Work out the number of lines with "Niveles" in them. Reply with that number and no other words.
***** EXERCISE INPUTS
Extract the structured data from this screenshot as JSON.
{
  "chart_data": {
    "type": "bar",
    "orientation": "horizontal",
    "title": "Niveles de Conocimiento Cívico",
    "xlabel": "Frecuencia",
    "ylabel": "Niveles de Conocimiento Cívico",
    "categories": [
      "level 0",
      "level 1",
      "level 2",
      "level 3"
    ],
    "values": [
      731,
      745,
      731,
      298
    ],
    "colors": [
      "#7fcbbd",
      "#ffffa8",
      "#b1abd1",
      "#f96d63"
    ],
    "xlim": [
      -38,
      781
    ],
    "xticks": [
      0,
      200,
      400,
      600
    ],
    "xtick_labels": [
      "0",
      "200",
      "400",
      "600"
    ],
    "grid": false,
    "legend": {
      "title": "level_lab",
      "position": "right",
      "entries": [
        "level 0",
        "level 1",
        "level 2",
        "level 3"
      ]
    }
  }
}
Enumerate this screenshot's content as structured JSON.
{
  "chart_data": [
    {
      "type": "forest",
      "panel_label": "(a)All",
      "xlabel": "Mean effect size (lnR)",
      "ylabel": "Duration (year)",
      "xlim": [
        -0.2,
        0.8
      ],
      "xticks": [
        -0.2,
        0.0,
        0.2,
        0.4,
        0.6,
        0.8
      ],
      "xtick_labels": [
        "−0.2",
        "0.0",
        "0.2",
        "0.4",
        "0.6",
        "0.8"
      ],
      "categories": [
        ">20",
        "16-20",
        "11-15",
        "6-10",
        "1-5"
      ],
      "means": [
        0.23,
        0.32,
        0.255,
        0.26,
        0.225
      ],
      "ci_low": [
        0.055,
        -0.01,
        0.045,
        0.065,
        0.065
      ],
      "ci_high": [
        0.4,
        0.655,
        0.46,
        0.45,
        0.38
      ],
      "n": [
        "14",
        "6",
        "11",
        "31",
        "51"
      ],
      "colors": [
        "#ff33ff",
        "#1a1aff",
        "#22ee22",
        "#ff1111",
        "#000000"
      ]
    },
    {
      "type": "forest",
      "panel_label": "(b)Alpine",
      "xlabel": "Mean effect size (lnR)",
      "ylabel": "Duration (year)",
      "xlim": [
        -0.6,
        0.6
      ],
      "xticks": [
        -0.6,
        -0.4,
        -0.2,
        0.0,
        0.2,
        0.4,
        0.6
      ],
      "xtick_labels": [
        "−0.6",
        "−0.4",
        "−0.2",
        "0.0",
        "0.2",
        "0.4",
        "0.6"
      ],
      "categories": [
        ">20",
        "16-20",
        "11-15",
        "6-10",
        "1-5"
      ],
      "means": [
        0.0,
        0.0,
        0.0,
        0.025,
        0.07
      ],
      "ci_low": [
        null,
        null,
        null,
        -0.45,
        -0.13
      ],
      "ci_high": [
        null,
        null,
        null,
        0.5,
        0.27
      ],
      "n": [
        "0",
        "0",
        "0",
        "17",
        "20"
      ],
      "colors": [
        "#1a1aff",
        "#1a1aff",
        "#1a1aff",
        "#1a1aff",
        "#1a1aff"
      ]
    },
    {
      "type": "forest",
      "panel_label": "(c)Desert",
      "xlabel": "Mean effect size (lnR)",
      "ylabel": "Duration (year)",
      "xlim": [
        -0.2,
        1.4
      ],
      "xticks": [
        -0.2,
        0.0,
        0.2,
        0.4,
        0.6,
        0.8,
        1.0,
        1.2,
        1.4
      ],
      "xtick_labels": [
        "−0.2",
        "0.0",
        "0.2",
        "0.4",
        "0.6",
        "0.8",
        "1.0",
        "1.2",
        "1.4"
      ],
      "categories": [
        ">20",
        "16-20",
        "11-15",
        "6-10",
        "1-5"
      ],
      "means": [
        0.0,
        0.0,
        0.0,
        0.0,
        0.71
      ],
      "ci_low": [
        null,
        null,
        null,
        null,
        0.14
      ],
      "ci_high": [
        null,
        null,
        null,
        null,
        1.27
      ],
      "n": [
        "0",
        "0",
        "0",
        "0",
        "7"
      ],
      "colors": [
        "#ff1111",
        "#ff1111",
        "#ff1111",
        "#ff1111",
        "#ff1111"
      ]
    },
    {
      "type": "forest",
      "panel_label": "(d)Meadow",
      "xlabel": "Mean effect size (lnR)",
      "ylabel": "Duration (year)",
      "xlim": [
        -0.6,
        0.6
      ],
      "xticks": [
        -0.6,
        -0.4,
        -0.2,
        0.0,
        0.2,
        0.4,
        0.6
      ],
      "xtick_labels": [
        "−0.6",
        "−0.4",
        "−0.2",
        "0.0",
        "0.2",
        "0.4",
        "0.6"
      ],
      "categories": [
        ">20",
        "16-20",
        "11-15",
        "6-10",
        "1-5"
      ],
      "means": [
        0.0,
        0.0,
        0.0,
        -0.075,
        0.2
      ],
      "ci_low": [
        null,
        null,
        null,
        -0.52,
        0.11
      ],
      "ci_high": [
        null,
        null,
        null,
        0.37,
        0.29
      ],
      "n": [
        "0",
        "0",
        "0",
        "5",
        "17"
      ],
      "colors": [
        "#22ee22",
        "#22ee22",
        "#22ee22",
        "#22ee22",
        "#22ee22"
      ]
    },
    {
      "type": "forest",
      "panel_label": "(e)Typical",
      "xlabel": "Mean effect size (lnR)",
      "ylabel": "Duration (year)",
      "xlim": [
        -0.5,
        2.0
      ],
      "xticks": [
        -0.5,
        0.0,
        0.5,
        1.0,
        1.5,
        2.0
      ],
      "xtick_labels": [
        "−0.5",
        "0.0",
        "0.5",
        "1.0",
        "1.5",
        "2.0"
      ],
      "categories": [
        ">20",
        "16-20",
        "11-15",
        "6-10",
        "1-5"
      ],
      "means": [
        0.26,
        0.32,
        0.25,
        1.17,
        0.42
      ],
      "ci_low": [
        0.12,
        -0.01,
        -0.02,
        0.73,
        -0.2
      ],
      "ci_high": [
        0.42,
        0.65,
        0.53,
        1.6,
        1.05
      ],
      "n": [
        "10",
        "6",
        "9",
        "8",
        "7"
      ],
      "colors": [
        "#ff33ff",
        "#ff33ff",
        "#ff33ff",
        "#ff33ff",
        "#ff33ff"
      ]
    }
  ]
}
**********
#### RESPONSE TO THIS EXERCISE
2